- **What you will do**: Extract the lines that hold the string "this".

(A run of records)
◆ ◆ ◆ ◆ ◆ ◆ ◆
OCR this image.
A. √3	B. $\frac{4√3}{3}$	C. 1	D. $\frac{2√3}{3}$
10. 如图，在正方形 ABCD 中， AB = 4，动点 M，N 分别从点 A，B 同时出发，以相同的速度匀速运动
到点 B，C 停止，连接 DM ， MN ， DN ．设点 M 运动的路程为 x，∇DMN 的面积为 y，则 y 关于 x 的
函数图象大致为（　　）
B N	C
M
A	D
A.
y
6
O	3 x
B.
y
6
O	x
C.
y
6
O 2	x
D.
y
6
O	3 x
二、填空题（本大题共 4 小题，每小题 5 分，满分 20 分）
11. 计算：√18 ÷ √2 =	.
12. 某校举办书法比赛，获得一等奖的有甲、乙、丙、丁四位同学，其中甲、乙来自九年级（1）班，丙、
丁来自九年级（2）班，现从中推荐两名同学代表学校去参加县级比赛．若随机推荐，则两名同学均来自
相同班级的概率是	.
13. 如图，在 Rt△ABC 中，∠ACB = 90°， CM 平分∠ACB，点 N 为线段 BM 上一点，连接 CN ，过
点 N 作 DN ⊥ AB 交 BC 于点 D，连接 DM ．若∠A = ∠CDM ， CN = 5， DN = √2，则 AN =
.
◆ ◆ ◆ ◆ ◆ ◆ ◆
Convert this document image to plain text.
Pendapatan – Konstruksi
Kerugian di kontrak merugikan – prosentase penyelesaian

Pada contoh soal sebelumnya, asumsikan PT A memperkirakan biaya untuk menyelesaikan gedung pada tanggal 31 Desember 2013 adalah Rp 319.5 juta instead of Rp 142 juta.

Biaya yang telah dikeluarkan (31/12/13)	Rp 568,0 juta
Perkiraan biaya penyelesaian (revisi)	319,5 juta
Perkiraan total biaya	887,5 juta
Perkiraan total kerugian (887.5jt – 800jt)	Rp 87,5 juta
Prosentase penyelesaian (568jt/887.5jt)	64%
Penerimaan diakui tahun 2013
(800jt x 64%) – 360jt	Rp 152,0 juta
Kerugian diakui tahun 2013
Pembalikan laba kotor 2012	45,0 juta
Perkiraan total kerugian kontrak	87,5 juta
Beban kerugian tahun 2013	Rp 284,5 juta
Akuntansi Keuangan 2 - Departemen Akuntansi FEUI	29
◆ ◆ ◆ ◆ ◆ ◆ ◆
- **Response to the task**:
OCR this image.
Convert this document image to plain text.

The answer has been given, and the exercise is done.